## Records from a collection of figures

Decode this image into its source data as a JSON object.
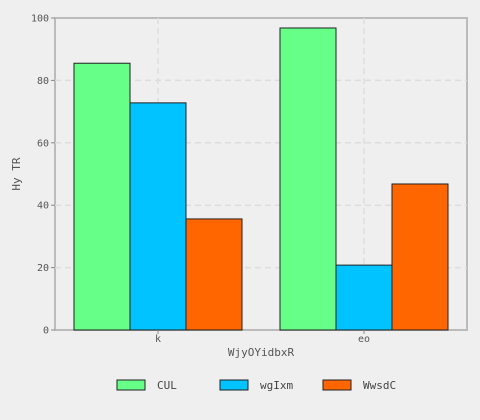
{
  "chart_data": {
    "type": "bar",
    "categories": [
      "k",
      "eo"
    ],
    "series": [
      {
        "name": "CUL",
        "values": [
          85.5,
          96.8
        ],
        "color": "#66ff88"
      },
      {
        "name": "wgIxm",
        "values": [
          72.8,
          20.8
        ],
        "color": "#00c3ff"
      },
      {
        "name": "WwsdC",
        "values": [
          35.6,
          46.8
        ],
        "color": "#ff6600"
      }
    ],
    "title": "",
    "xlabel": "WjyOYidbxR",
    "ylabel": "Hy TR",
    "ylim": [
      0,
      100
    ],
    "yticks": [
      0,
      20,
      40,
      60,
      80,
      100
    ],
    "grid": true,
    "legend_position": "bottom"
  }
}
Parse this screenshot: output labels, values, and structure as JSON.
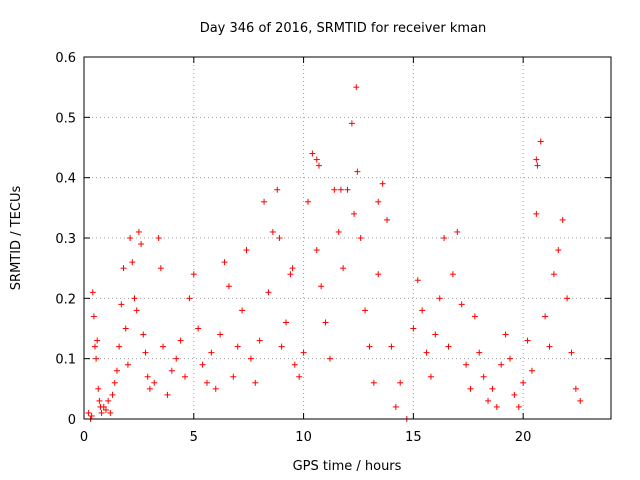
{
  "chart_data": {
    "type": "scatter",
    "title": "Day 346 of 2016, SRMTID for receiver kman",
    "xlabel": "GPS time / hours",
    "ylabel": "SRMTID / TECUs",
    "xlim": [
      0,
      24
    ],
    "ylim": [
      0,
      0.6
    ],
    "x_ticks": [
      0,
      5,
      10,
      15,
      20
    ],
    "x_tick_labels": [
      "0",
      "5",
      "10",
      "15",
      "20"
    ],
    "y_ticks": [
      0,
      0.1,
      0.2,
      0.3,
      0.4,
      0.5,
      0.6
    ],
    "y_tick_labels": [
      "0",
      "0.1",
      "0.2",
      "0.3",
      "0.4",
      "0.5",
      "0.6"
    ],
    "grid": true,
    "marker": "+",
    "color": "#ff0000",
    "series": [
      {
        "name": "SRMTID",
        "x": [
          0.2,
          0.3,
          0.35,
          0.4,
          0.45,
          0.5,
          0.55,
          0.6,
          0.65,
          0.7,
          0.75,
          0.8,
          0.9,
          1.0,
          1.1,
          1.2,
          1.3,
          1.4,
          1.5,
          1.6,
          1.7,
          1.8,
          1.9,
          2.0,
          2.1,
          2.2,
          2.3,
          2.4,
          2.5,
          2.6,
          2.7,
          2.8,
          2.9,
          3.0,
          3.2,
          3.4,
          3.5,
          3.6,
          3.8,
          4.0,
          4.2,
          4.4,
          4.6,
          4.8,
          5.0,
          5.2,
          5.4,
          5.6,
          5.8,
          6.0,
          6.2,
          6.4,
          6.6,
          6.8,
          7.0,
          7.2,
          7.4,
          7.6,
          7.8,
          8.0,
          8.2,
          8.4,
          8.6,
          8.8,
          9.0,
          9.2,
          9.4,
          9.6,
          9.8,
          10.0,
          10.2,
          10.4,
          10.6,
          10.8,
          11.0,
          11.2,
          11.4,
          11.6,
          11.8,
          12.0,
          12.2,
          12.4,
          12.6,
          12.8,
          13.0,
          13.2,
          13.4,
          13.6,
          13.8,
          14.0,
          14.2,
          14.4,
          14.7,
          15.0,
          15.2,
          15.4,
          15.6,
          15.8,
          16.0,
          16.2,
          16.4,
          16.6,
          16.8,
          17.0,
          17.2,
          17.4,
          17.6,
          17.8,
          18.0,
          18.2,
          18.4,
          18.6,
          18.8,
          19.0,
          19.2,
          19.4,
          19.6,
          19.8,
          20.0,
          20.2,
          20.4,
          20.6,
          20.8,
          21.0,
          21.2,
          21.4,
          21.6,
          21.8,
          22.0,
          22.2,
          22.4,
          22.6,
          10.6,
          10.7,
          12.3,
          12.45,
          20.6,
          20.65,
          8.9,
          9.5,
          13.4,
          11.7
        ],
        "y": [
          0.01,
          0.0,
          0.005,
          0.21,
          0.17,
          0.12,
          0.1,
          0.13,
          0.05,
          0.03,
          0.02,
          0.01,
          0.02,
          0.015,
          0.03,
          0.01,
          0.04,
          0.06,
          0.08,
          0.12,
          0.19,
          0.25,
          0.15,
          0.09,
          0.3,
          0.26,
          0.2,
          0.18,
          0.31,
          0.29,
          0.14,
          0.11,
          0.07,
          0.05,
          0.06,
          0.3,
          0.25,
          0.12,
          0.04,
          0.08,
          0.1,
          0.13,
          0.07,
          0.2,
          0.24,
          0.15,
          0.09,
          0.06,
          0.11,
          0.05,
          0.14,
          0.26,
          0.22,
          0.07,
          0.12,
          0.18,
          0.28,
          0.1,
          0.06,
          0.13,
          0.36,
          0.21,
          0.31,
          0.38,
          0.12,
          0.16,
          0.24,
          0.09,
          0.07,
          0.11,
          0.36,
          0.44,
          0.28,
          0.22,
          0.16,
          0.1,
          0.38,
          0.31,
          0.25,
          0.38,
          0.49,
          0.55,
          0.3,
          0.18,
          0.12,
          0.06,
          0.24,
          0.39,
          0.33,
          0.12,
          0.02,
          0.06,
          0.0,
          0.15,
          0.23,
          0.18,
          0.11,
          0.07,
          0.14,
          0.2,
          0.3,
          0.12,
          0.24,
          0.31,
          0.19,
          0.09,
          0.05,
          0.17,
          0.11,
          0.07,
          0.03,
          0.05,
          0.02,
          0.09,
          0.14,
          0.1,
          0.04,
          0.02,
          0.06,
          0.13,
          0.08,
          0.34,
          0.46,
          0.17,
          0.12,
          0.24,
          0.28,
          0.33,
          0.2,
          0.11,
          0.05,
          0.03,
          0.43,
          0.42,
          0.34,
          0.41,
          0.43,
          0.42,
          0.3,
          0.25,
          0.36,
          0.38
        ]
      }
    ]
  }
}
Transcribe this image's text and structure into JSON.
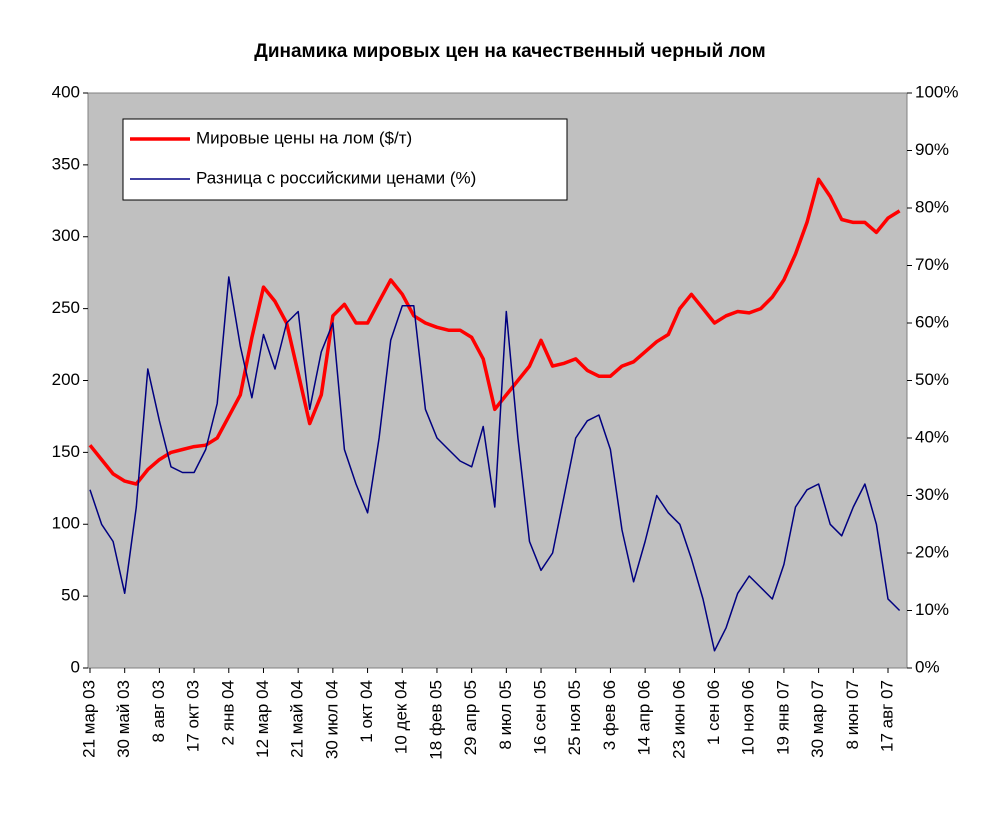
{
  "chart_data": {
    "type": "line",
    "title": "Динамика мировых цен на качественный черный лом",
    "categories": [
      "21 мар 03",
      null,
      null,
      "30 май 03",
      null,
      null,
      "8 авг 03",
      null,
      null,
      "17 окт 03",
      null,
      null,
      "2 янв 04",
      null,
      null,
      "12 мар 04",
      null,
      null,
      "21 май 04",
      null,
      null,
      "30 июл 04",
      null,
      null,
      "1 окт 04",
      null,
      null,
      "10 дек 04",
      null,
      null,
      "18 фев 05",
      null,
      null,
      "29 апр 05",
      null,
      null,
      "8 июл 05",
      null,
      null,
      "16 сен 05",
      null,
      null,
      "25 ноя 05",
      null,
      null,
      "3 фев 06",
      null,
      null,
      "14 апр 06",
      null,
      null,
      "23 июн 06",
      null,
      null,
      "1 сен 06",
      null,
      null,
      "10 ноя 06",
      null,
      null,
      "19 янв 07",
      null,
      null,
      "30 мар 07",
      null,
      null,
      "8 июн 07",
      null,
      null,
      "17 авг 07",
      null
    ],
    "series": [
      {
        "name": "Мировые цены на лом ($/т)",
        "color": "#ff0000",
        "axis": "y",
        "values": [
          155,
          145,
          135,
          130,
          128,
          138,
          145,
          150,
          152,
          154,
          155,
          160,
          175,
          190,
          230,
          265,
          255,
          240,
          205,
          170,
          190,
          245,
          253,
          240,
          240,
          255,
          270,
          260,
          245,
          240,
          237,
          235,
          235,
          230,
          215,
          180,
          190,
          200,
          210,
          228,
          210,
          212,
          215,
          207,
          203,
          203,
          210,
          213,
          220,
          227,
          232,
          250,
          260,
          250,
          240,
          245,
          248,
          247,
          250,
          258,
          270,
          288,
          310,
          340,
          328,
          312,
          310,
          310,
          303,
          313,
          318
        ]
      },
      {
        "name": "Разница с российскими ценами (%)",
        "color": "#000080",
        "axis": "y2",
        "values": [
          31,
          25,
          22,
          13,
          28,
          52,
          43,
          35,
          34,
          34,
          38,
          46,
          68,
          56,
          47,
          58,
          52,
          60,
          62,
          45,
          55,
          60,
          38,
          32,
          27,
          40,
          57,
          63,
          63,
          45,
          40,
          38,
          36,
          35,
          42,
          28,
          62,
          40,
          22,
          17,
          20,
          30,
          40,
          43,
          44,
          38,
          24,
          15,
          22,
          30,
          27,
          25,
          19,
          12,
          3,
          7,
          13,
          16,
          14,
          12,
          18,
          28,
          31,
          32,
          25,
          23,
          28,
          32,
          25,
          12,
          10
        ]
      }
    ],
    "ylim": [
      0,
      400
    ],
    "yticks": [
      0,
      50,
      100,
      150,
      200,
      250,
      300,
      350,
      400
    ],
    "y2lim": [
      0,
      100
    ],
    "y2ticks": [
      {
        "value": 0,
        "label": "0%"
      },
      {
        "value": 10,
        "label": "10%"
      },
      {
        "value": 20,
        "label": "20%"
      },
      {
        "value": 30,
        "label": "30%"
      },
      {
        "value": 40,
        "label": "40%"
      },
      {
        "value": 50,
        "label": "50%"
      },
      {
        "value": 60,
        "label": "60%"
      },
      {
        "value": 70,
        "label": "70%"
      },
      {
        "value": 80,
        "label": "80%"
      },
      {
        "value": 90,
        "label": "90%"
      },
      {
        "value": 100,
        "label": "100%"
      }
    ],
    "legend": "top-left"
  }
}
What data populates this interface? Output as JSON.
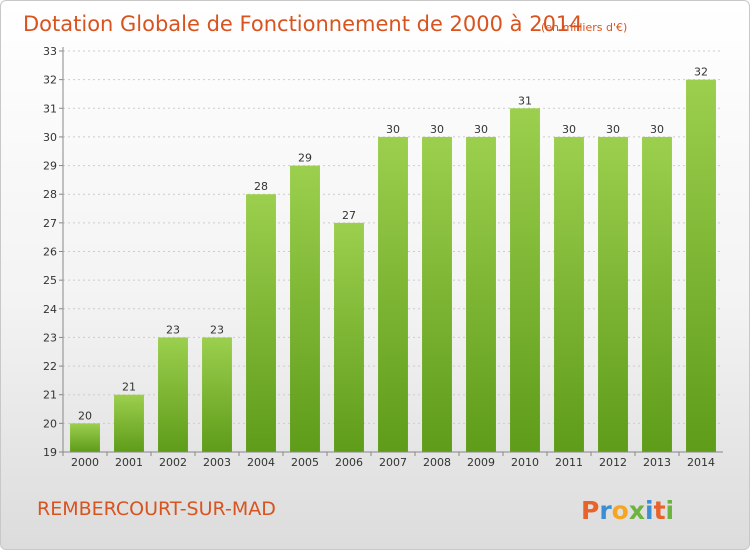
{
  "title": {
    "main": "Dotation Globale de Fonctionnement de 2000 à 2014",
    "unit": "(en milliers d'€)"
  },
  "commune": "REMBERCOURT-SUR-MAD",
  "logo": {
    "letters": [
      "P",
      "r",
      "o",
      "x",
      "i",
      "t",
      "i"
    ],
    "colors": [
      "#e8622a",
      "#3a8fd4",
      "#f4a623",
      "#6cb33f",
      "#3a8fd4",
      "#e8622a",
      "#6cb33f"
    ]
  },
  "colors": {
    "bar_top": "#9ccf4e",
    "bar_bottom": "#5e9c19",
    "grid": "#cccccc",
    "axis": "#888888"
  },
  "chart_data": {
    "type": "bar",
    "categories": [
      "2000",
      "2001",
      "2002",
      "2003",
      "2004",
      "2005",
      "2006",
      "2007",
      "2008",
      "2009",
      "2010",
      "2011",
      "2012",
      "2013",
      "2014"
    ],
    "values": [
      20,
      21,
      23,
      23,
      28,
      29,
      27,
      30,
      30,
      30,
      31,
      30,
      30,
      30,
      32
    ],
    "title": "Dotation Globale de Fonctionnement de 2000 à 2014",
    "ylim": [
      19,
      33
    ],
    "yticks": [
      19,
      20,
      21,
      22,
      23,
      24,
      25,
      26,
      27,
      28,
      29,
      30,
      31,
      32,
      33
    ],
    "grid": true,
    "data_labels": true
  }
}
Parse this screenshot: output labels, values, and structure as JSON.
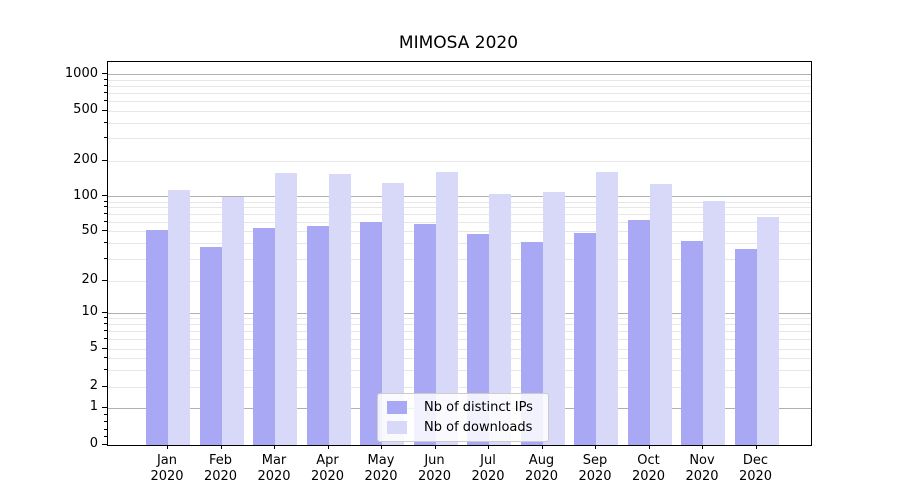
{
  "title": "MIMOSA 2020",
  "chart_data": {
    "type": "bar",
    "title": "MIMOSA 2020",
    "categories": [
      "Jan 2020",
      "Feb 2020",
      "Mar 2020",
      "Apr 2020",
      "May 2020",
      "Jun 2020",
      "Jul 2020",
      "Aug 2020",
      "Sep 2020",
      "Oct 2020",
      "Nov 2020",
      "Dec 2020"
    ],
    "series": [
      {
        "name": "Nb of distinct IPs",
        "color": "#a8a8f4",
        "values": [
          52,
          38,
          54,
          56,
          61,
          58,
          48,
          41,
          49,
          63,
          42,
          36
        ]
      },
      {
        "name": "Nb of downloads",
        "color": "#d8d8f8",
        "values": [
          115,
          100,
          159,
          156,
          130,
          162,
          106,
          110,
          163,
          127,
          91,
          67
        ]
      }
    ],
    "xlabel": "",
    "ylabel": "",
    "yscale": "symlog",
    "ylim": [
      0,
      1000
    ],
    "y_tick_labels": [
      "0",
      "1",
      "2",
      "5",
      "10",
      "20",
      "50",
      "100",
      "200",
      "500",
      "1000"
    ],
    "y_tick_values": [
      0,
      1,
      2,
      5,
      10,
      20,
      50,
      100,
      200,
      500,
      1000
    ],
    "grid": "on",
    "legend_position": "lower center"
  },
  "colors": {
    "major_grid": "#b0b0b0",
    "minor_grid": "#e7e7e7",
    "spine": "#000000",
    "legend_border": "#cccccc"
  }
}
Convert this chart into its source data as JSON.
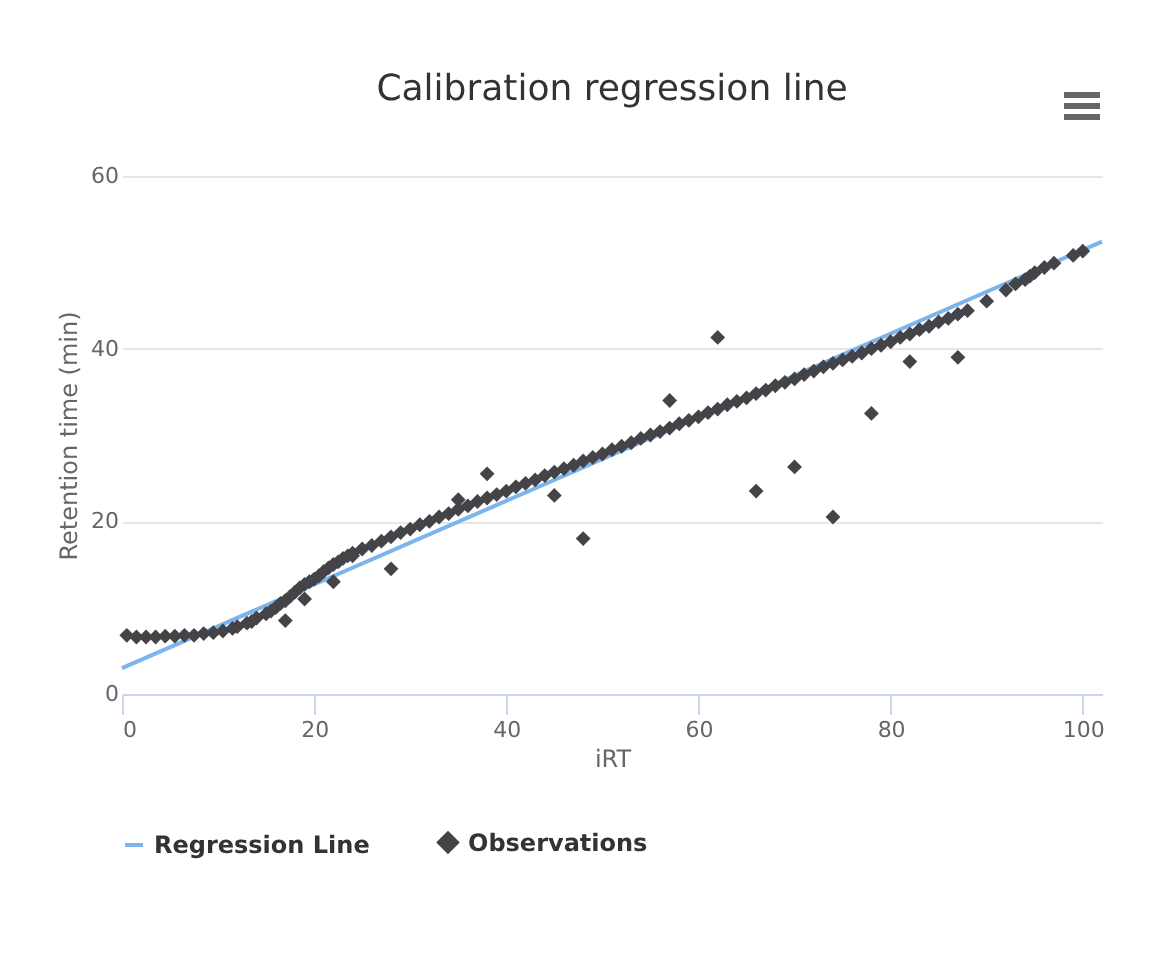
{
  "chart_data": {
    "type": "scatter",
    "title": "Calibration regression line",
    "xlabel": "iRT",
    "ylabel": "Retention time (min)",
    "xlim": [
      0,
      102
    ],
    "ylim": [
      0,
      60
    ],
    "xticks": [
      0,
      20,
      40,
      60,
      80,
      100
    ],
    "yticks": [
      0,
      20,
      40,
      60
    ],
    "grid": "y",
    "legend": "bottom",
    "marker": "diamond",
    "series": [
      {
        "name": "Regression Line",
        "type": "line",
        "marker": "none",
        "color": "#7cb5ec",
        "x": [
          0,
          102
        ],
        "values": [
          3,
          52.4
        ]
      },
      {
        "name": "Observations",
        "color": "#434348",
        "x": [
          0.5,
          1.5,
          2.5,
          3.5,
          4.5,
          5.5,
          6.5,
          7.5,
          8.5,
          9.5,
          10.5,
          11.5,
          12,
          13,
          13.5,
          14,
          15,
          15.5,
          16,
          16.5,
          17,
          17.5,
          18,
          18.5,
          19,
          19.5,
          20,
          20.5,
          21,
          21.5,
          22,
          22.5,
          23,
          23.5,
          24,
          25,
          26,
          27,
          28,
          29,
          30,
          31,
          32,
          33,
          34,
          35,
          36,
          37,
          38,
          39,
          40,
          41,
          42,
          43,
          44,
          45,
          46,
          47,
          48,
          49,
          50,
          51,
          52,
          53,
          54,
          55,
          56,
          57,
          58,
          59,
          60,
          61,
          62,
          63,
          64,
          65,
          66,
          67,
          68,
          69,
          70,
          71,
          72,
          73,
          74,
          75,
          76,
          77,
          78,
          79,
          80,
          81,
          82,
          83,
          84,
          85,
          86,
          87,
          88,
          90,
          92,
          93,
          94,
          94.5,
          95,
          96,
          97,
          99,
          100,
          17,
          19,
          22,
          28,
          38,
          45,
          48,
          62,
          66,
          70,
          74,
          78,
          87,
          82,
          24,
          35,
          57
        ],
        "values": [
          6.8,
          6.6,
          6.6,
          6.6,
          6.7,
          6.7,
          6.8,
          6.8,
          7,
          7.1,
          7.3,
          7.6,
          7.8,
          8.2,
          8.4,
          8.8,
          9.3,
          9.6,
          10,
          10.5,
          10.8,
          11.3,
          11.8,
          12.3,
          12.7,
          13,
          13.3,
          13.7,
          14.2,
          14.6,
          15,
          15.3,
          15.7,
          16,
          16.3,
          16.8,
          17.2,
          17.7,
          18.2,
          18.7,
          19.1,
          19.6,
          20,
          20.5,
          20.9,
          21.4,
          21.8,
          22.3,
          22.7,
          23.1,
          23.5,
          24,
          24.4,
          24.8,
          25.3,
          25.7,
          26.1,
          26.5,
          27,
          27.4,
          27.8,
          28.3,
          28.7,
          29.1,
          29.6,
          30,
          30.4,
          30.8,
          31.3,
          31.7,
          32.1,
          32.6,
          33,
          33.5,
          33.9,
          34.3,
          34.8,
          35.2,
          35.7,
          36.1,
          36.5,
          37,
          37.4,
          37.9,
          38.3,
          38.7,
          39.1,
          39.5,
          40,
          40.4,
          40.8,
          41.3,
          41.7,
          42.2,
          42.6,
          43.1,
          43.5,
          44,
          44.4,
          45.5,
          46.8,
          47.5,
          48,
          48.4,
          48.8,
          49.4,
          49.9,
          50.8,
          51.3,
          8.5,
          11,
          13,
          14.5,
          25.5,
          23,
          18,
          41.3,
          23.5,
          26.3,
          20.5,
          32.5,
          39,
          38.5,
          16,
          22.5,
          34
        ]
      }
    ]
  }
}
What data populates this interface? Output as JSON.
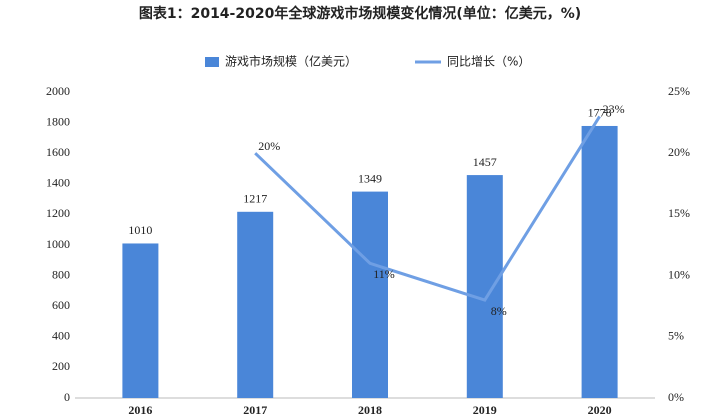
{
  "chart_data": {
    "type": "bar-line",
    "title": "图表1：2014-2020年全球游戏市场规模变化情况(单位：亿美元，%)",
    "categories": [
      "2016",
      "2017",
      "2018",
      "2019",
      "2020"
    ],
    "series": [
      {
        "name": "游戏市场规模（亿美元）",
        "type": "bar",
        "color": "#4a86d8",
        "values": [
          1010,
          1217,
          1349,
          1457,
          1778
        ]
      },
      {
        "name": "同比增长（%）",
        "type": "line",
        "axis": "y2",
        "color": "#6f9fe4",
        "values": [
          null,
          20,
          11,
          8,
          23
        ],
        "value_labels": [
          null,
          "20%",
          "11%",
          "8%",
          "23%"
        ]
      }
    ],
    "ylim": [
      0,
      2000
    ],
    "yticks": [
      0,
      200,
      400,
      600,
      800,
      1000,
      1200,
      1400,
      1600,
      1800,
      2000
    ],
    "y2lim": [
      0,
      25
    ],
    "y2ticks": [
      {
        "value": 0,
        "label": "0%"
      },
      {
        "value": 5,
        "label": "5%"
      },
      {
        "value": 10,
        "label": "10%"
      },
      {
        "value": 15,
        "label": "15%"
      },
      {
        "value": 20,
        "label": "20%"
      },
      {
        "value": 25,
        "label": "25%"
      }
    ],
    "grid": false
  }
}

## EXERCISE TASK
Report all lines of the data above that include the string "JSON".

## ANSWER TO THE TASK
Decode this image into its source data as a JSON object.
Parse this screenshot: output labels, values, and structure as JSON.
Transcribe this image's text and structure into JSON.
What data populates this interface? Output as JSON.
Parse this screenshot: output labels, values, and structure as JSON.
Convert this chart into its source data as JSON.
What data populates this interface? Output as JSON.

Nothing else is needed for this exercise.